- _PROVIDED DATA_:

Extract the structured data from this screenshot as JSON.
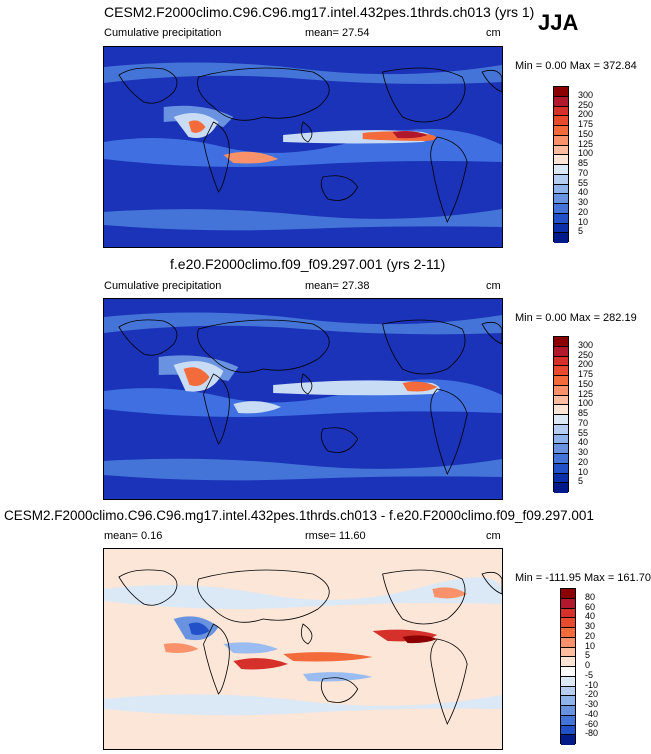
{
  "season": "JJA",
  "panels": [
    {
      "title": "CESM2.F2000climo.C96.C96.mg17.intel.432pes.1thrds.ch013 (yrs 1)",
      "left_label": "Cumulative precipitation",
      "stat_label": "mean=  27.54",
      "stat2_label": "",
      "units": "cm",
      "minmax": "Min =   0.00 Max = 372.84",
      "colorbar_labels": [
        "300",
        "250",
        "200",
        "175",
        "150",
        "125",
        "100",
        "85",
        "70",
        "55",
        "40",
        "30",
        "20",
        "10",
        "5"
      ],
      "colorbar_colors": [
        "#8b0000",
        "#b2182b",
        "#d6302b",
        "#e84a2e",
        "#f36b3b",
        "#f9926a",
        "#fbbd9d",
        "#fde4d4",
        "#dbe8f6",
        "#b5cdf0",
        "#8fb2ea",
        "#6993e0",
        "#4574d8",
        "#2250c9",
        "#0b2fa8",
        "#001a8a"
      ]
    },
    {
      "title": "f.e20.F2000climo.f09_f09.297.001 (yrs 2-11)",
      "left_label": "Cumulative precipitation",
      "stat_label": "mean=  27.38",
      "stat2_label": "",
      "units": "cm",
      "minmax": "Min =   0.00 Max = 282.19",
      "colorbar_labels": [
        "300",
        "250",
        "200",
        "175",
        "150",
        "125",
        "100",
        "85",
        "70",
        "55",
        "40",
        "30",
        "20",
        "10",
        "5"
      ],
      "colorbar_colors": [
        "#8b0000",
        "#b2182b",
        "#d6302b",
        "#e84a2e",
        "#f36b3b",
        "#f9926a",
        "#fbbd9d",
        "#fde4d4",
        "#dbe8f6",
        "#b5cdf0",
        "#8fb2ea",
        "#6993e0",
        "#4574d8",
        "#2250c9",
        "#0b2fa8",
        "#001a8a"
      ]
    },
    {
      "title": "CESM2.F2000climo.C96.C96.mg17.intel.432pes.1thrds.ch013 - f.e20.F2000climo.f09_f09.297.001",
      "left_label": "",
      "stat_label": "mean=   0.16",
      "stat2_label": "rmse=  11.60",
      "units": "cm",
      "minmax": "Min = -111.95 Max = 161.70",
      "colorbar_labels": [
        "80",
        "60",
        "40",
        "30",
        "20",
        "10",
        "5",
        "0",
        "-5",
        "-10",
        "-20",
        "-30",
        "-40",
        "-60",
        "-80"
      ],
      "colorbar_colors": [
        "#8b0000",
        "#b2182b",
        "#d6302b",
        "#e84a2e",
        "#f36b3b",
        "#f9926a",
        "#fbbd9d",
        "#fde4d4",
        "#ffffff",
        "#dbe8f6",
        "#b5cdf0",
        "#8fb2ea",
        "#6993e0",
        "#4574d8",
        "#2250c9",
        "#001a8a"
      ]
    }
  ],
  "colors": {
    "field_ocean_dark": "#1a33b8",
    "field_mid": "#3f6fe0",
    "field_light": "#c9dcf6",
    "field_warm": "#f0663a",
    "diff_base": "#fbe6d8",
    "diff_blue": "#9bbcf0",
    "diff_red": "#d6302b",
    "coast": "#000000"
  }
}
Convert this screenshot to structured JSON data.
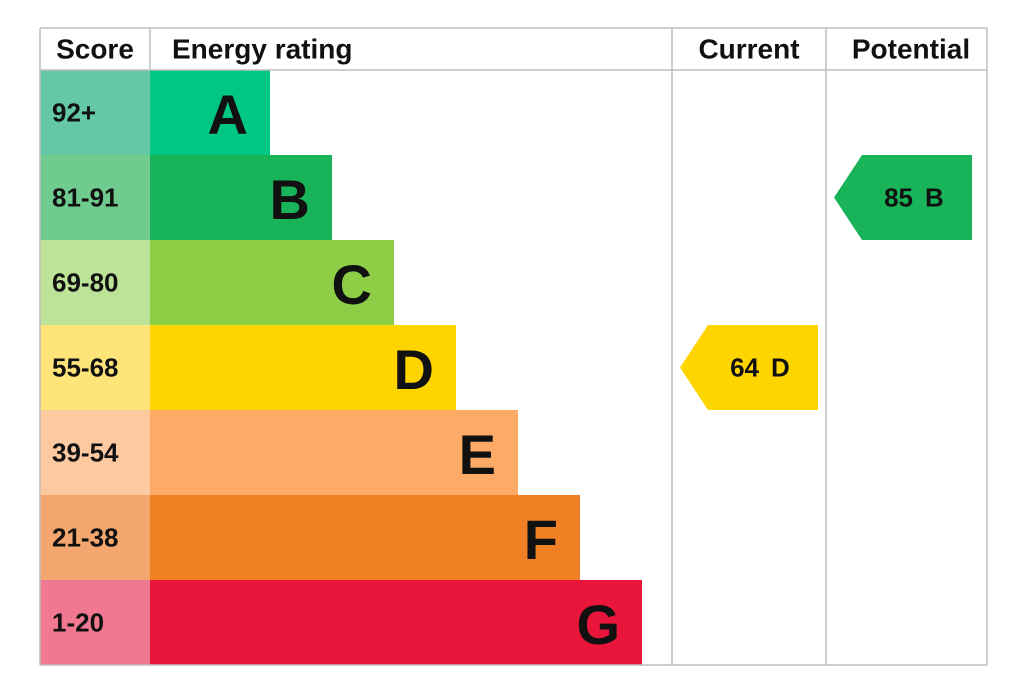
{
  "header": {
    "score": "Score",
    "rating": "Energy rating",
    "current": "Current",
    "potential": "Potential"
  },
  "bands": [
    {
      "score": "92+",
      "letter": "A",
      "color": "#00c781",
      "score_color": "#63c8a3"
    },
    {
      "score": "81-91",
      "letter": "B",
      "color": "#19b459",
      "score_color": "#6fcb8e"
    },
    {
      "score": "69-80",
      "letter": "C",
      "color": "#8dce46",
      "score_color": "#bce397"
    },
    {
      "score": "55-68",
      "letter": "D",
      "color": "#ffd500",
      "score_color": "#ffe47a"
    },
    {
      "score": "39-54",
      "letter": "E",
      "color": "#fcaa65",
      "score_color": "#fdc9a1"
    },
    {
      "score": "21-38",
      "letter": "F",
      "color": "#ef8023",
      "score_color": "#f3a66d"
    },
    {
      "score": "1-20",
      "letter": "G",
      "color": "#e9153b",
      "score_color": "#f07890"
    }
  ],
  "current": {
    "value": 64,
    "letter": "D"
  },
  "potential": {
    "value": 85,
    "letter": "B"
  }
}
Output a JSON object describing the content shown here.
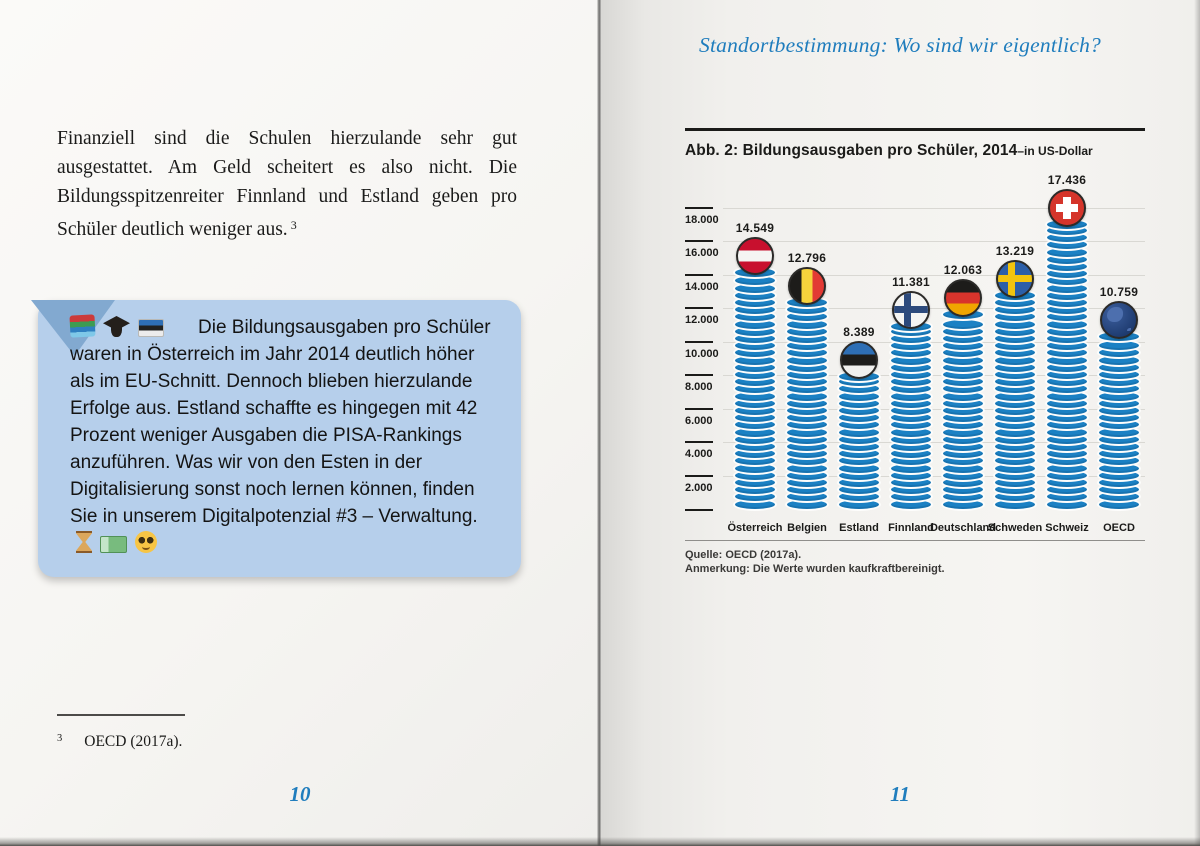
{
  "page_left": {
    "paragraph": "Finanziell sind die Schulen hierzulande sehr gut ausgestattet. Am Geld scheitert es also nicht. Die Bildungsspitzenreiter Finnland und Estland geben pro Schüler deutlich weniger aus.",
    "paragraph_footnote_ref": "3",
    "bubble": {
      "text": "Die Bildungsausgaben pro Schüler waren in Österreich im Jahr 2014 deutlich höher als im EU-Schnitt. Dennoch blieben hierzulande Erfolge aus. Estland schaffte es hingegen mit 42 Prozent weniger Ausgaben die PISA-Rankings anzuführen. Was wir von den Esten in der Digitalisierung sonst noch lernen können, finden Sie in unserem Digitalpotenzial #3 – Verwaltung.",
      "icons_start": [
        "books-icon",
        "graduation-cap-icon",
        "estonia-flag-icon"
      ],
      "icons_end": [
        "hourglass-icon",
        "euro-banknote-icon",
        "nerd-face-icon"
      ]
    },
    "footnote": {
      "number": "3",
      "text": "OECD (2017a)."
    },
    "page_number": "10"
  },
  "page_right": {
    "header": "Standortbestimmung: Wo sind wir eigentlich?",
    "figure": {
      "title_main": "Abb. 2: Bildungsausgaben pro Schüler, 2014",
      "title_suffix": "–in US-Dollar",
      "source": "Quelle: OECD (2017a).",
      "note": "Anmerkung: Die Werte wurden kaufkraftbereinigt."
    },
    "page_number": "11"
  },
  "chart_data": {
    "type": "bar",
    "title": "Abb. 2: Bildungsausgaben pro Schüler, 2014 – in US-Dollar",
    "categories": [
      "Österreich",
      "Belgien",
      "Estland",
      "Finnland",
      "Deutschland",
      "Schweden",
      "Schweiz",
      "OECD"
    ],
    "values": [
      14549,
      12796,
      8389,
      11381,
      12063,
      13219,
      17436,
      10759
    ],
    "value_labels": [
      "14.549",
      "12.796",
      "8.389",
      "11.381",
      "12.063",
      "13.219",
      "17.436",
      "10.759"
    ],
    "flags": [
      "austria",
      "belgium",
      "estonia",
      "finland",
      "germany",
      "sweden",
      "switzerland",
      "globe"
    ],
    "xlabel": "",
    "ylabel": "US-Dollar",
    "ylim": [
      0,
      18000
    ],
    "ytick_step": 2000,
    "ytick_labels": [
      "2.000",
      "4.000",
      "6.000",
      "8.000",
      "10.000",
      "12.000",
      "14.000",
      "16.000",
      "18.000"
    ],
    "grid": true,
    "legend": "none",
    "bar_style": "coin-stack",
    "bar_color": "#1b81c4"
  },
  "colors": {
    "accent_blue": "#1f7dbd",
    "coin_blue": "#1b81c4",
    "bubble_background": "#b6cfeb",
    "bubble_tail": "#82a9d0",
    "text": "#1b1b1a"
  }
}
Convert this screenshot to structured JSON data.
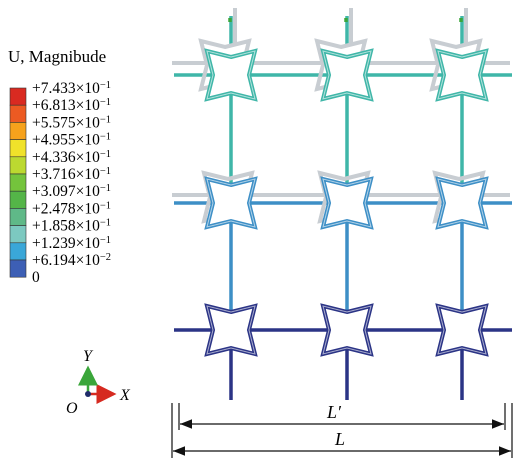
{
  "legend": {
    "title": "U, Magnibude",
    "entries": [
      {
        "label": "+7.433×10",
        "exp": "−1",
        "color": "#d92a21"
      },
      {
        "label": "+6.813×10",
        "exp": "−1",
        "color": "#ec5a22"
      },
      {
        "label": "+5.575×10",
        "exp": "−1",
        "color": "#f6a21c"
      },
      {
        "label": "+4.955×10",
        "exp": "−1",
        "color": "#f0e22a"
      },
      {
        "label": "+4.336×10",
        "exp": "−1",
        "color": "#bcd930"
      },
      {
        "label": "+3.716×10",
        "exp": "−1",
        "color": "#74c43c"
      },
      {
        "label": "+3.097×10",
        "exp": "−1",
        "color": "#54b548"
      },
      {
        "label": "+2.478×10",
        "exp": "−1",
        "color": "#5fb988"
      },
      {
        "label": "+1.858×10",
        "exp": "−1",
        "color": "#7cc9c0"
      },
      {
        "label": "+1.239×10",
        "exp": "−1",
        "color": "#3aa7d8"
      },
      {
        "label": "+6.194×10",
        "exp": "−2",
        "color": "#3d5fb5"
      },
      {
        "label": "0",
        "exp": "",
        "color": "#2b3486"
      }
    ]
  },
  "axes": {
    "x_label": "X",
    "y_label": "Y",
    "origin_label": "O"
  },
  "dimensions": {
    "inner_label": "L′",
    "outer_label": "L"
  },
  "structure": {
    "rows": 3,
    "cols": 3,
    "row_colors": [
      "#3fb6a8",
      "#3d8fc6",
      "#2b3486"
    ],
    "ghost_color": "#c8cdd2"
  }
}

- _WHAT YOU NEED TO DO_:
Where a line in the entries holds the word "Estland", copy that line.

- _RESULT OF THIS TASK_:
    "paragraph": "Finanziell sind die Schulen hierzulande sehr gut ausgestattet. Am Geld scheitert es also nicht. Die Bildungsspitzenreiter Finnland und Estland geben pro Schüler deutlich weniger aus.",
      "text": "Die Bildungsausgaben pro Schüler waren in Österreich im Jahr 2014 deutlich höher als im EU-Schnitt. Dennoch blieben hierzulande Erfolge aus. Estland schaffte es hingegen mit 42 Prozent weniger Ausgaben die PISA-Rankings anzuführen. Was wir von den Esten in der Digitalisierung sonst noch lernen können, finden Sie in unserem Digitalpotenzial #3 – Verwaltung.",
      "Estland",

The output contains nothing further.